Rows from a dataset

- - - -

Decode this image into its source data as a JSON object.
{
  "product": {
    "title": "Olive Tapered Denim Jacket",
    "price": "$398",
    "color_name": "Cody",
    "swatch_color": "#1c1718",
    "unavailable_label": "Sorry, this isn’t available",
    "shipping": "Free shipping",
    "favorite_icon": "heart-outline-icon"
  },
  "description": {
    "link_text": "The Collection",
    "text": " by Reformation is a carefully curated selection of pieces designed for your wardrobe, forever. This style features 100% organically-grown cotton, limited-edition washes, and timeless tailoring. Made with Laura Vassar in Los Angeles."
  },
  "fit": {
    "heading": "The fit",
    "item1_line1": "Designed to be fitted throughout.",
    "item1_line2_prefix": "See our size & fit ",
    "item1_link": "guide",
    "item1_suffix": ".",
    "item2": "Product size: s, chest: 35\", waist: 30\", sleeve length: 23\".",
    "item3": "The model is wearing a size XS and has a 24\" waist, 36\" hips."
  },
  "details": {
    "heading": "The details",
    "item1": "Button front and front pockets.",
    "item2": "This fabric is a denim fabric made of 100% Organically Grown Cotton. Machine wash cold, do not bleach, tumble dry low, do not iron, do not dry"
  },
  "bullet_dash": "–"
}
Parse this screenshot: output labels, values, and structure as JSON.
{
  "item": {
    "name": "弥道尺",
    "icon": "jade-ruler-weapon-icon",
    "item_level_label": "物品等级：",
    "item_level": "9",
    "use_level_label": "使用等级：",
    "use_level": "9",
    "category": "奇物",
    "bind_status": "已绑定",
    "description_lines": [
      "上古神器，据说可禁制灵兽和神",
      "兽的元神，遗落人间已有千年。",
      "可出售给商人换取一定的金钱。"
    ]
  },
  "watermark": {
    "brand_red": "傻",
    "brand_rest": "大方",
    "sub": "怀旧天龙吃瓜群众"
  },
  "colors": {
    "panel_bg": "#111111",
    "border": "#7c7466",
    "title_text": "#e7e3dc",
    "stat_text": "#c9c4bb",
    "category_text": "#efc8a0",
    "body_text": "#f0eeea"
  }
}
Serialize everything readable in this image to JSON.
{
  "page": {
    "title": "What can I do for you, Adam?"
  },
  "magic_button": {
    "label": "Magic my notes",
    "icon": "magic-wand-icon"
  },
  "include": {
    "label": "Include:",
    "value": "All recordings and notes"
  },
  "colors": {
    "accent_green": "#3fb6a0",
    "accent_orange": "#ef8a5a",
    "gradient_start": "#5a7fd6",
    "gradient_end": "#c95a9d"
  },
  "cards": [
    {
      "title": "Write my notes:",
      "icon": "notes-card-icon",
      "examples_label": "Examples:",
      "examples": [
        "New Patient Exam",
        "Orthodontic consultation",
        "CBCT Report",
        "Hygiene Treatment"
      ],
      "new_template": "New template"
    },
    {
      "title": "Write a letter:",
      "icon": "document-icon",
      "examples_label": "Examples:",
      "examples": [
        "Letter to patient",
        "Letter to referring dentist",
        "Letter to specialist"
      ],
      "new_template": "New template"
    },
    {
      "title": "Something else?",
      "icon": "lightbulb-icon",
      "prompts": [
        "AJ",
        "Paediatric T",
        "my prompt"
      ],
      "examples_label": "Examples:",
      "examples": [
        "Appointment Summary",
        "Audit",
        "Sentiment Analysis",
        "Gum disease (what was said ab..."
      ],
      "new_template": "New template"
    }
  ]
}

- - - -

● THE REQUEST: Every line of the material must be returned exactly as it appears.

● FINISHED ANSWER:
Decode this image into its source data as a JSON object.
{
  "product": {
    "title": "Olive Tapered Denim Jacket",
    "price": "$398",
    "color_name": "Cody",
    "swatch_color": "#1c1718",
    "unavailable_label": "Sorry, this isn’t available",
    "shipping": "Free shipping",
    "favorite_icon": "heart-outline-icon"
  },
  "description": {
    "link_text": "The Collection",
    "text": " by Reformation is a carefully curated selection of pieces designed for your wardrobe, forever. This style features 100% organically-grown cotton, limited-edition washes, and timeless tailoring. Made with Laura Vassar in Los Angeles."
  },
  "fit": {
    "heading": "The fit",
    "item1_line1": "Designed to be fitted throughout.",
    "item1_line2_prefix": "See our size & fit ",
    "item1_link": "guide",
    "item1_suffix": ".",
    "item2": "Product size: s, chest: 35\", waist: 30\", sleeve length: 23\".",
    "item3": "The model is wearing a size XS and has a 24\" waist, 36\" hips."
  },
  "details": {
    "heading": "The details",
    "item1": "Button front and front pockets.",
    "item2": "This fabric is a denim fabric made of 100% Organically Grown Cotton. Machine wash cold, do not bleach, tumble dry low, do not iron, do not dry"
  },
  "bullet_dash": "–"
}
Parse this screenshot: output labels, values, and structure as JSON.
{
  "item": {
    "name": "弥道尺",
    "icon": "jade-ruler-weapon-icon",
    "item_level_label": "物品等级：",
    "item_level": "9",
    "use_level_label": "使用等级：",
    "use_level": "9",
    "category": "奇物",
    "bind_status": "已绑定",
    "description_lines": [
      "上古神器，据说可禁制灵兽和神",
      "兽的元神，遗落人间已有千年。",
      "可出售给商人换取一定的金钱。"
    ]
  },
  "watermark": {
    "brand_red": "傻",
    "brand_rest": "大方",
    "sub": "怀旧天龙吃瓜群众"
  },
  "colors": {
    "panel_bg": "#111111",
    "border": "#7c7466",
    "title_text": "#e7e3dc",
    "stat_text": "#c9c4bb",
    "category_text": "#efc8a0",
    "body_text": "#f0eeea"
  }
}
Serialize everything readable in this image to JSON.
{
  "page": {
    "title": "What can I do for you, Adam?"
  },
  "magic_button": {
    "label": "Magic my notes",
    "icon": "magic-wand-icon"
  },
  "include": {
    "label": "Include:",
    "value": "All recordings and notes"
  },
  "colors": {
    "accent_green": "#3fb6a0",
    "accent_orange": "#ef8a5a",
    "gradient_start": "#5a7fd6",
    "gradient_end": "#c95a9d"
  },
  "cards": [
    {
      "title": "Write my notes:",
      "icon": "notes-card-icon",
      "examples_label": "Examples:",
      "examples": [
        "New Patient Exam",
        "Orthodontic consultation",
        "CBCT Report",
        "Hygiene Treatment"
      ],
      "new_template": "New template"
    },
    {
      "title": "Write a letter:",
      "icon": "document-icon",
      "examples_label": "Examples:",
      "examples": [
        "Letter to patient",
        "Letter to referring dentist",
        "Letter to specialist"
      ],
      "new_template": "New template"
    },
    {
      "title": "Something else?",
      "icon": "lightbulb-icon",
      "prompts": [
        "AJ",
        "Paediatric T",
        "my prompt"
      ],
      "examples_label": "Examples:",
      "examples": [
        "Appointment Summary",
        "Audit",
        "Sentiment Analysis",
        "Gum disease (what was said ab..."
      ],
      "new_template": "New template"
    }
  ]
}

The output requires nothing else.